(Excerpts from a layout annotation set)
+++++
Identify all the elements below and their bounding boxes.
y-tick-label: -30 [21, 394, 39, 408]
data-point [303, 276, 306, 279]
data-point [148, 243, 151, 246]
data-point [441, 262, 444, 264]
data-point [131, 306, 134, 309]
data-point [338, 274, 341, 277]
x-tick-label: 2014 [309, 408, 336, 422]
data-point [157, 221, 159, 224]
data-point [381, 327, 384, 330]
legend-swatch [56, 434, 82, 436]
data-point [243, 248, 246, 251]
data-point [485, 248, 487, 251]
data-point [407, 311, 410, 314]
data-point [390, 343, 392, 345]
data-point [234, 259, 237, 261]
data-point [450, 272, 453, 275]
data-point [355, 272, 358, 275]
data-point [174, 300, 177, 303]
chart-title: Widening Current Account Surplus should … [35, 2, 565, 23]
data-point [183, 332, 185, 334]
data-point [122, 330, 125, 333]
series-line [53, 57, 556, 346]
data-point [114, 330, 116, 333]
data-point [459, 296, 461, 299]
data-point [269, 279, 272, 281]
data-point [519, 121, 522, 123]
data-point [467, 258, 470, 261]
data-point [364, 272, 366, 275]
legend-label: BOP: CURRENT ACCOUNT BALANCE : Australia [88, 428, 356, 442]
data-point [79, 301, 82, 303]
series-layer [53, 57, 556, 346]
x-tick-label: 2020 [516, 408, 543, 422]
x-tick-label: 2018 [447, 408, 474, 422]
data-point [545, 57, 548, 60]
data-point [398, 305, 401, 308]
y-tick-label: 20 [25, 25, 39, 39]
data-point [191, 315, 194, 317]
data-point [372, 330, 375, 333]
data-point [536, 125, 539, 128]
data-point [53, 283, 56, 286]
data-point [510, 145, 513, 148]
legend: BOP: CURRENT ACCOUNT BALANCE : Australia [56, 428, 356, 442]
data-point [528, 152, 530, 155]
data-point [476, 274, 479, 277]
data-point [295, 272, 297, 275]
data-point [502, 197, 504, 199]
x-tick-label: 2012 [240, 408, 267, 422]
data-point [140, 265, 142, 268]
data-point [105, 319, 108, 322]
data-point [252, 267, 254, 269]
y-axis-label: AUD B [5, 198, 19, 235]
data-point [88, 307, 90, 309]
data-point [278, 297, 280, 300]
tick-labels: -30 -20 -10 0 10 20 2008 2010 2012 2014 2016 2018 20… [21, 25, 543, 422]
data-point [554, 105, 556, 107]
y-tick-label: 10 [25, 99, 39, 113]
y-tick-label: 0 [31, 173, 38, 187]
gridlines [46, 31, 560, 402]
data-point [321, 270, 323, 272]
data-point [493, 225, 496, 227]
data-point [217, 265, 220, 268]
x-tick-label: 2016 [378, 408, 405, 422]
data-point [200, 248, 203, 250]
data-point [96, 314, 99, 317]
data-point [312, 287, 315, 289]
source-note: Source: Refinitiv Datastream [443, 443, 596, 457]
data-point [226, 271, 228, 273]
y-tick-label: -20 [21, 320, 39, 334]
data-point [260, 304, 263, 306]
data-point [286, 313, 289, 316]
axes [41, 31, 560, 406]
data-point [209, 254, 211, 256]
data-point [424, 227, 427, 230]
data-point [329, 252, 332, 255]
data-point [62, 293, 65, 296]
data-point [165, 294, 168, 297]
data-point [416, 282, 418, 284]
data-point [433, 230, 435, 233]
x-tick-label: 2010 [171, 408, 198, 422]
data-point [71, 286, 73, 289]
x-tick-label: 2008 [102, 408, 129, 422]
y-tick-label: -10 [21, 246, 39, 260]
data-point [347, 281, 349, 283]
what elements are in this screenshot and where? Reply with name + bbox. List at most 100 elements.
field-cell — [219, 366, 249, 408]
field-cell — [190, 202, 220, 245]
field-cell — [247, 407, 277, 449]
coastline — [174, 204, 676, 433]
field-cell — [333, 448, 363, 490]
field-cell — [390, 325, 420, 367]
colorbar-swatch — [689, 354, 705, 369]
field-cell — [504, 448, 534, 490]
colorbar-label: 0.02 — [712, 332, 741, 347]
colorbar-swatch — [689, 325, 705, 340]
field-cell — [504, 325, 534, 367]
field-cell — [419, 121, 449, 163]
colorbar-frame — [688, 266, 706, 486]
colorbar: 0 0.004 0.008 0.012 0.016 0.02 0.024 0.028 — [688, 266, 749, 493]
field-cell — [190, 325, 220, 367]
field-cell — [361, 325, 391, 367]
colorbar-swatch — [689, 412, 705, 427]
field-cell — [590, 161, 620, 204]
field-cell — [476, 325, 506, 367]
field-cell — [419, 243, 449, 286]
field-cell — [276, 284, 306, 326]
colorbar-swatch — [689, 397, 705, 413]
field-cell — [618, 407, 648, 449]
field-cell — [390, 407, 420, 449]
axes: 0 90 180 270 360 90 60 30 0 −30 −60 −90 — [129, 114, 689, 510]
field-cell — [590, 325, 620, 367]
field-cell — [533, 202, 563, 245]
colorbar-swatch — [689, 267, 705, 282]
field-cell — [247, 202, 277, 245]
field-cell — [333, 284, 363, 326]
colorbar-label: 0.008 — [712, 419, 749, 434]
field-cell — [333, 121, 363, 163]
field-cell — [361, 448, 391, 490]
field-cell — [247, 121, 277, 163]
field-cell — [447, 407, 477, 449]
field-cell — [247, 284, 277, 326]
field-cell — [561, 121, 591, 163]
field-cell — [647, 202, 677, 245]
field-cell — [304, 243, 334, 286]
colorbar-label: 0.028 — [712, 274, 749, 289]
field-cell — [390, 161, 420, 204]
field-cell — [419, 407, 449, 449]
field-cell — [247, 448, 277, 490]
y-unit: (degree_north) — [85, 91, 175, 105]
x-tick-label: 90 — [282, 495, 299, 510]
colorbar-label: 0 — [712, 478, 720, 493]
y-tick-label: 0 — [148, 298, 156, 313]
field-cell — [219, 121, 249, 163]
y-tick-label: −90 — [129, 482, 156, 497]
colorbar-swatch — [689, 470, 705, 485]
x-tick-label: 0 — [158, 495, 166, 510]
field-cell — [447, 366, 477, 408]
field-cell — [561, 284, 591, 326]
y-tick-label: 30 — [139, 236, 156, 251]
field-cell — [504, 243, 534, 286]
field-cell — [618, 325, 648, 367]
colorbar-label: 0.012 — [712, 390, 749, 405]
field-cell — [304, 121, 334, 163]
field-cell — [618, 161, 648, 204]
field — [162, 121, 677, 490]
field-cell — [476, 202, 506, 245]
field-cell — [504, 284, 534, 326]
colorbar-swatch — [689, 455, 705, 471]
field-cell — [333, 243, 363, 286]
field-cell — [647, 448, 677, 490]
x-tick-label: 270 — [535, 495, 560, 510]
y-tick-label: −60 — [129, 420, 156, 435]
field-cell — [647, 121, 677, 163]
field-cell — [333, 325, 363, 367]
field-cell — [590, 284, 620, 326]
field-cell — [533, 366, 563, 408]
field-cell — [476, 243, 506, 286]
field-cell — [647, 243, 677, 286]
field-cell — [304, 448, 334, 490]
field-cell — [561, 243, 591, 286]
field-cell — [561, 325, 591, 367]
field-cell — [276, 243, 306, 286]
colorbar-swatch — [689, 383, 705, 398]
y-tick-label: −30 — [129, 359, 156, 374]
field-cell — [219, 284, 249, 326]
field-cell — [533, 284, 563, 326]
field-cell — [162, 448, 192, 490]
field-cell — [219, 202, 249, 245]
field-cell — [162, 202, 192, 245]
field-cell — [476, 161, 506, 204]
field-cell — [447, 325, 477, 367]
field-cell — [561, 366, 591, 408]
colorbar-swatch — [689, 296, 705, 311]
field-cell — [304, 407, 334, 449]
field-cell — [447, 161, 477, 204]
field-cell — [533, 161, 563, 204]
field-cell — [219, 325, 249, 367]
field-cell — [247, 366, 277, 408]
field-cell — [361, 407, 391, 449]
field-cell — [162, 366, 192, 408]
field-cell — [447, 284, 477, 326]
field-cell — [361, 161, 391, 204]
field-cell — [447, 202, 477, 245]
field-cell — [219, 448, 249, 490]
+++++
→ PROBLEM DESCRIPTION
From the first row through the row containing "series-layer [53, 57, 556, 346]", rename every "data-point" to "point-marker" and write those rows out again with nothing else changed.

→ RESULT OF THE EXERCISE
Identify all the elements below and their bounding boxes.
y-tick-label: -30 [21, 394, 39, 408]
point-marker [303, 276, 306, 279]
point-marker [148, 243, 151, 246]
point-marker [441, 262, 444, 264]
point-marker [131, 306, 134, 309]
point-marker [338, 274, 341, 277]
x-tick-label: 2014 [309, 408, 336, 422]
point-marker [157, 221, 159, 224]
point-marker [381, 327, 384, 330]
legend-swatch [56, 434, 82, 436]
point-marker [243, 248, 246, 251]
point-marker [485, 248, 487, 251]
point-marker [407, 311, 410, 314]
point-marker [390, 343, 392, 345]
point-marker [234, 259, 237, 261]
point-marker [450, 272, 453, 275]
point-marker [355, 272, 358, 275]
point-marker [174, 300, 177, 303]
chart-title: Widening Current Account Surplus should … [35, 2, 565, 23]
point-marker [183, 332, 185, 334]
point-marker [122, 330, 125, 333]
series-line [53, 57, 556, 346]
point-marker [114, 330, 116, 333]
point-marker [459, 296, 461, 299]
point-marker [269, 279, 272, 281]
point-marker [519, 121, 522, 123]
point-marker [467, 258, 470, 261]
point-marker [364, 272, 366, 275]
legend-label: BOP: CURRENT ACCOUNT BALANCE : Australia [88, 428, 356, 442]
point-marker [79, 301, 82, 303]
series-layer [53, 57, 556, 346]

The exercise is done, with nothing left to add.